## [The request]
Repeat all the material exactly; pictures stay out of your copy.

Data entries
_ _ _ _ _
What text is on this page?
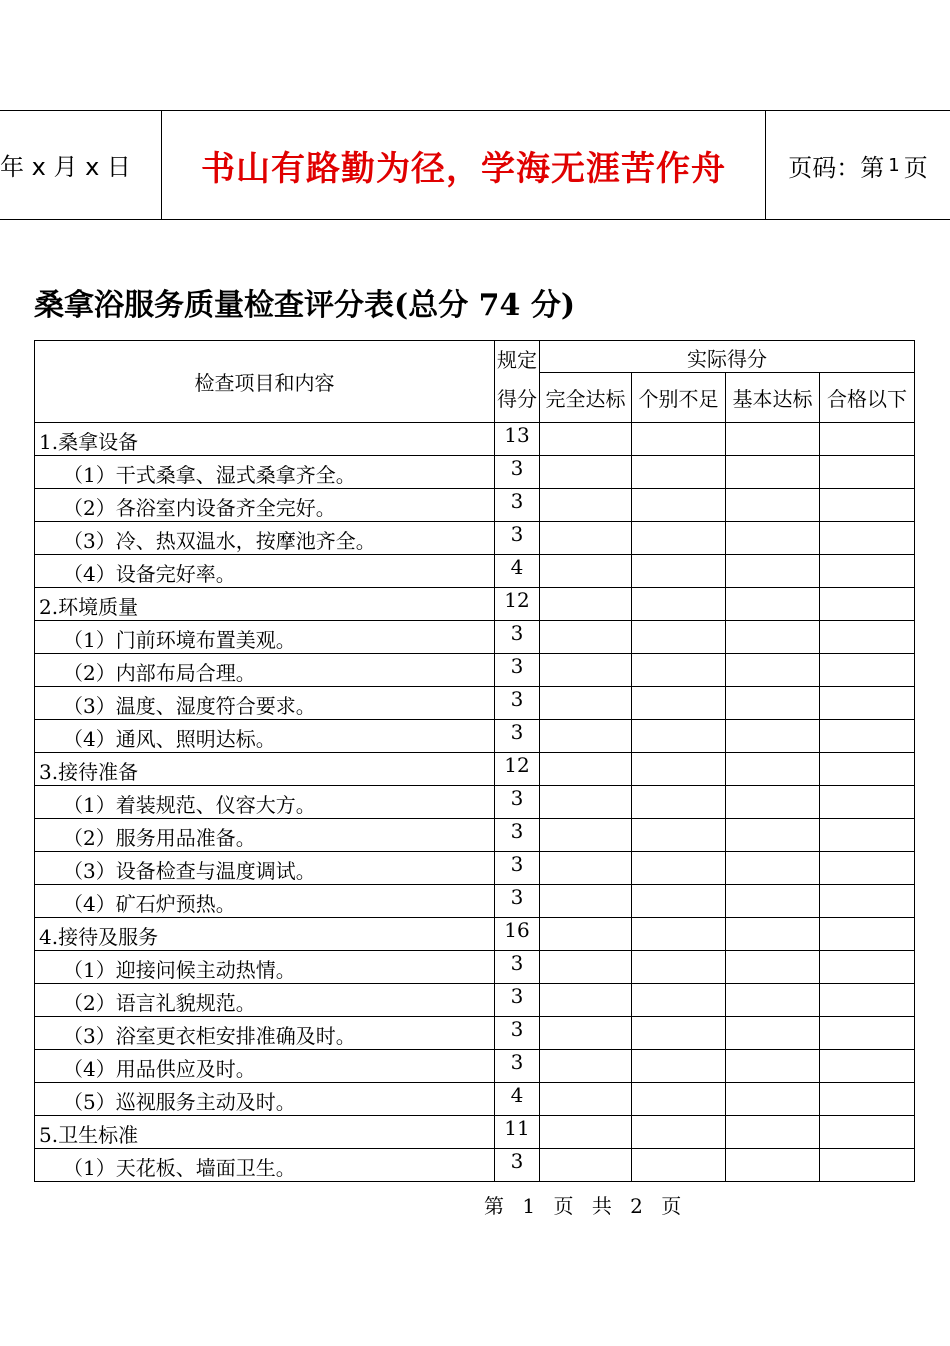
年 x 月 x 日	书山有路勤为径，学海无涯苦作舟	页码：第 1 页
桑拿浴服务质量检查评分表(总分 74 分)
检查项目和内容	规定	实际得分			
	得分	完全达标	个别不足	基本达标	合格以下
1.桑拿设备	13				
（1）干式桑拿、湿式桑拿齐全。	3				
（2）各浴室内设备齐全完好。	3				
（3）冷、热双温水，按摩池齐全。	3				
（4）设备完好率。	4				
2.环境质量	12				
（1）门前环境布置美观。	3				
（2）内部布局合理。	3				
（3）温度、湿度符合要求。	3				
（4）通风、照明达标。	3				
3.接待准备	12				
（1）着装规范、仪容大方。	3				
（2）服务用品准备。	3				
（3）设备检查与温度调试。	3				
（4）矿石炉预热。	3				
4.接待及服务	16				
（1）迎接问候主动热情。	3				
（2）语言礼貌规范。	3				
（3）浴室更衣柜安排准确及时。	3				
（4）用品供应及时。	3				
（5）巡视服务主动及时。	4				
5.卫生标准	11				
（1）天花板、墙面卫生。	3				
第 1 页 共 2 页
_ _ _ _ _
## [Solution for this task]
What text is on this page?
年 x 月 x 日	书山有路勤为径，学海无涯苦作舟	页码：第 1 页
桑拿浴服务质量检查评分表(总分 74 分)
检查项目和内容	规定	实际得分			
	得分	完全达标	个别不足	基本达标	合格以下
1.桑拿设备	13				
（1）干式桑拿、湿式桑拿齐全。	3				
（2）各浴室内设备齐全完好。	3				
（3）冷、热双温水，按摩池齐全。	3				
（4）设备完好率。	4				
2.环境质量	12				
（1）门前环境布置美观。	3				
（2）内部布局合理。	3				
（3）温度、湿度符合要求。	3				
（4）通风、照明达标。	3				
3.接待准备	12				
（1）着装规范、仪容大方。	3				
（2）服务用品准备。	3				
（3）设备检查与温度调试。	3				
（4）矿石炉预热。	3				
4.接待及服务	16				
（1）迎接问候主动热情。	3				
（2）语言礼貌规范。	3				
（3）浴室更衣柜安排准确及时。	3				
（4）用品供应及时。	3				
（5）巡视服务主动及时。	4				
5.卫生标准	11				
（1）天花板、墙面卫生。	3				
第 1 页 共 2 页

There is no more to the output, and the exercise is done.